AIM:
Your task is to output the entries below word for word.

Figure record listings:
━━━━━━━━━━━━━━━━━━━━━━━━━━━━━━

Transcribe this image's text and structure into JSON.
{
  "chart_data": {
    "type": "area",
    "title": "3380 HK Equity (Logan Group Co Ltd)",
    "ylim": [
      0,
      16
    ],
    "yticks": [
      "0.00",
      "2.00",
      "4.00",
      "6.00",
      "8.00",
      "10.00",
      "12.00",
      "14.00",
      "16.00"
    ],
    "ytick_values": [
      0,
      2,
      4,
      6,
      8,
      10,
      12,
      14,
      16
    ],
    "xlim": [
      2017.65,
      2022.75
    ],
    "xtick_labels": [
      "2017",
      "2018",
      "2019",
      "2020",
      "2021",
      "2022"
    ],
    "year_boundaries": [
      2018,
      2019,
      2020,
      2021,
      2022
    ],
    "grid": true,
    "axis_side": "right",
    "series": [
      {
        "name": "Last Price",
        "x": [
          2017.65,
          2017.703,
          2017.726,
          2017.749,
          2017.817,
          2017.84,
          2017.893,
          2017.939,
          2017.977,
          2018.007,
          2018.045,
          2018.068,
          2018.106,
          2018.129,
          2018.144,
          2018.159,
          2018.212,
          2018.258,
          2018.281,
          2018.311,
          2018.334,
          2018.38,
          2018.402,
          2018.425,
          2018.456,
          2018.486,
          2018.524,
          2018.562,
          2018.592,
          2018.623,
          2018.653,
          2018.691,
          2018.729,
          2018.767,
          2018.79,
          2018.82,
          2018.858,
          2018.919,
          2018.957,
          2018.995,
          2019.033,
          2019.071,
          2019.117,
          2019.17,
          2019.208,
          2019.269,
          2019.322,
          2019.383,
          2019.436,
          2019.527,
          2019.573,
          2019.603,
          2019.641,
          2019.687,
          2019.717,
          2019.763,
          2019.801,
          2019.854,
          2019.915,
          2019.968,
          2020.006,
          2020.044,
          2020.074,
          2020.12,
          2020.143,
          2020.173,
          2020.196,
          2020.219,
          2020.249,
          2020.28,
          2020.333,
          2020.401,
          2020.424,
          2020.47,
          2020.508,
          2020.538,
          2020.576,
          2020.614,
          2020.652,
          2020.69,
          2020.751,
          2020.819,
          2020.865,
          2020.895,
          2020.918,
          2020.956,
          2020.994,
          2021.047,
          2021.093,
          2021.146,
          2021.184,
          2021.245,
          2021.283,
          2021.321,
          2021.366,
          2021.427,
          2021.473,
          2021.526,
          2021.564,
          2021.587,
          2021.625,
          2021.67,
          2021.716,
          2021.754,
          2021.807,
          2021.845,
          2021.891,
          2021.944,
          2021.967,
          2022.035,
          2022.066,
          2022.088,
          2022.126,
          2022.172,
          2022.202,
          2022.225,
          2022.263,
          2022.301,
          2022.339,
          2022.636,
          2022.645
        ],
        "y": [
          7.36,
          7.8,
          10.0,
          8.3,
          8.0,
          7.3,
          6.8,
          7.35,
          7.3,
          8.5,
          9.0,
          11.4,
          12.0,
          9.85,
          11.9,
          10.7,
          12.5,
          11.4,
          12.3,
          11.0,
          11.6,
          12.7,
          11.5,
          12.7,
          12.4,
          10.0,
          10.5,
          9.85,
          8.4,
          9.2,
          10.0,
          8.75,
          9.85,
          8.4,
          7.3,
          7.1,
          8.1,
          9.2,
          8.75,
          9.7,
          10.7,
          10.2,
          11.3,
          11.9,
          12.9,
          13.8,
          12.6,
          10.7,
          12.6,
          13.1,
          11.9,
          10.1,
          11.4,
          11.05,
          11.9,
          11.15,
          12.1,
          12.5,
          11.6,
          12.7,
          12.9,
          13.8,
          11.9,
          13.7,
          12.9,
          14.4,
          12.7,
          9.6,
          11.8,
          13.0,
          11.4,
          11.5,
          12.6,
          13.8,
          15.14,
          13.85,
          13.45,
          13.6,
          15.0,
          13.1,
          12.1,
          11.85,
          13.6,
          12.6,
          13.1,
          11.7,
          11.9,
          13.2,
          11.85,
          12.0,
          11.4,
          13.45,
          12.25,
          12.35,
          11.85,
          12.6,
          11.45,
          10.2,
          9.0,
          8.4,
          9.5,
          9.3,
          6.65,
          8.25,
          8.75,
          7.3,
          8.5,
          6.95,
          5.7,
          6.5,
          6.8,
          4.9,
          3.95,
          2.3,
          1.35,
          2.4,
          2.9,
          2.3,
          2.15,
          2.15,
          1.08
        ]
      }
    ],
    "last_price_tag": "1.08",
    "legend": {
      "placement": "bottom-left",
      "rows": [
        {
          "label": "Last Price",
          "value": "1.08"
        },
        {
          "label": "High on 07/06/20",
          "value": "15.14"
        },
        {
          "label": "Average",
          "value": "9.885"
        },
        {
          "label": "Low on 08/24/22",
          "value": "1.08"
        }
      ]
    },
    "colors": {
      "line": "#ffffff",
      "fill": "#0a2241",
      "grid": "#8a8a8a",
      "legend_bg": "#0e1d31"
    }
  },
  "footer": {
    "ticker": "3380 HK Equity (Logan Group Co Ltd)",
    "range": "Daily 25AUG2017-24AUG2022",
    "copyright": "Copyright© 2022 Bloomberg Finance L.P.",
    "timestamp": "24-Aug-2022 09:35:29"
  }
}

━━━━━━━━━━━━━━━━━━━━━━━━━━━━━━

EXERCISE OUTPUT:
Transcribe this image's text and structure into JSON.
{
  "chart_data": {
    "type": "area",
    "title": "3380 HK Equity (Logan Group Co Ltd)",
    "ylim": [
      0,
      16
    ],
    "yticks": [
      "0.00",
      "2.00",
      "4.00",
      "6.00",
      "8.00",
      "10.00",
      "12.00",
      "14.00",
      "16.00"
    ],
    "ytick_values": [
      0,
      2,
      4,
      6,
      8,
      10,
      12,
      14,
      16
    ],
    "xlim": [
      2017.65,
      2022.75
    ],
    "xtick_labels": [
      "2017",
      "2018",
      "2019",
      "2020",
      "2021",
      "2022"
    ],
    "year_boundaries": [
      2018,
      2019,
      2020,
      2021,
      2022
    ],
    "grid": true,
    "axis_side": "right",
    "series": [
      {
        "name": "Last Price",
        "x": [
          2017.65,
          2017.703,
          2017.726,
          2017.749,
          2017.817,
          2017.84,
          2017.893,
          2017.939,
          2017.977,
          2018.007,
          2018.045,
          2018.068,
          2018.106,
          2018.129,
          2018.144,
          2018.159,
          2018.212,
          2018.258,
          2018.281,
          2018.311,
          2018.334,
          2018.38,
          2018.402,
          2018.425,
          2018.456,
          2018.486,
          2018.524,
          2018.562,
          2018.592,
          2018.623,
          2018.653,
          2018.691,
          2018.729,
          2018.767,
          2018.79,
          2018.82,
          2018.858,
          2018.919,
          2018.957,
          2018.995,
          2019.033,
          2019.071,
          2019.117,
          2019.17,
          2019.208,
          2019.269,
          2019.322,
          2019.383,
          2019.436,
          2019.527,
          2019.573,
          2019.603,
          2019.641,
          2019.687,
          2019.717,
          2019.763,
          2019.801,
          2019.854,
          2019.915,
          2019.968,
          2020.006,
          2020.044,
          2020.074,
          2020.12,
          2020.143,
          2020.173,
          2020.196,
          2020.219,
          2020.249,
          2020.28,
          2020.333,
          2020.401,
          2020.424,
          2020.47,
          2020.508,
          2020.538,
          2020.576,
          2020.614,
          2020.652,
          2020.69,
          2020.751,
          2020.819,
          2020.865,
          2020.895,
          2020.918,
          2020.956,
          2020.994,
          2021.047,
          2021.093,
          2021.146,
          2021.184,
          2021.245,
          2021.283,
          2021.321,
          2021.366,
          2021.427,
          2021.473,
          2021.526,
          2021.564,
          2021.587,
          2021.625,
          2021.67,
          2021.716,
          2021.754,
          2021.807,
          2021.845,
          2021.891,
          2021.944,
          2021.967,
          2022.035,
          2022.066,
          2022.088,
          2022.126,
          2022.172,
          2022.202,
          2022.225,
          2022.263,
          2022.301,
          2022.339,
          2022.636,
          2022.645
        ],
        "y": [
          7.36,
          7.8,
          10.0,
          8.3,
          8.0,
          7.3,
          6.8,
          7.35,
          7.3,
          8.5,
          9.0,
          11.4,
          12.0,
          9.85,
          11.9,
          10.7,
          12.5,
          11.4,
          12.3,
          11.0,
          11.6,
          12.7,
          11.5,
          12.7,
          12.4,
          10.0,
          10.5,
          9.85,
          8.4,
          9.2,
          10.0,
          8.75,
          9.85,
          8.4,
          7.3,
          7.1,
          8.1,
          9.2,
          8.75,
          9.7,
          10.7,
          10.2,
          11.3,
          11.9,
          12.9,
          13.8,
          12.6,
          10.7,
          12.6,
          13.1,
          11.9,
          10.1,
          11.4,
          11.05,
          11.9,
          11.15,
          12.1,
          12.5,
          11.6,
          12.7,
          12.9,
          13.8,
          11.9,
          13.7,
          12.9,
          14.4,
          12.7,
          9.6,
          11.8,
          13.0,
          11.4,
          11.5,
          12.6,
          13.8,
          15.14,
          13.85,
          13.45,
          13.6,
          15.0,
          13.1,
          12.1,
          11.85,
          13.6,
          12.6,
          13.1,
          11.7,
          11.9,
          13.2,
          11.85,
          12.0,
          11.4,
          13.45,
          12.25,
          12.35,
          11.85,
          12.6,
          11.45,
          10.2,
          9.0,
          8.4,
          9.5,
          9.3,
          6.65,
          8.25,
          8.75,
          7.3,
          8.5,
          6.95,
          5.7,
          6.5,
          6.8,
          4.9,
          3.95,
          2.3,
          1.35,
          2.4,
          2.9,
          2.3,
          2.15,
          2.15,
          1.08
        ]
      }
    ],
    "last_price_tag": "1.08",
    "legend": {
      "placement": "bottom-left",
      "rows": [
        {
          "label": "Last Price",
          "value": "1.08"
        },
        {
          "label": "High on 07/06/20",
          "value": "15.14"
        },
        {
          "label": "Average",
          "value": "9.885"
        },
        {
          "label": "Low on 08/24/22",
          "value": "1.08"
        }
      ]
    },
    "colors": {
      "line": "#ffffff",
      "fill": "#0a2241",
      "grid": "#8a8a8a",
      "legend_bg": "#0e1d31"
    }
  },
  "footer": {
    "ticker": "3380 HK Equity (Logan Group Co Ltd)",
    "range": "Daily 25AUG2017-24AUG2022",
    "copyright": "Copyright© 2022 Bloomberg Finance L.P.",
    "timestamp": "24-Aug-2022 09:35:29"
  }
}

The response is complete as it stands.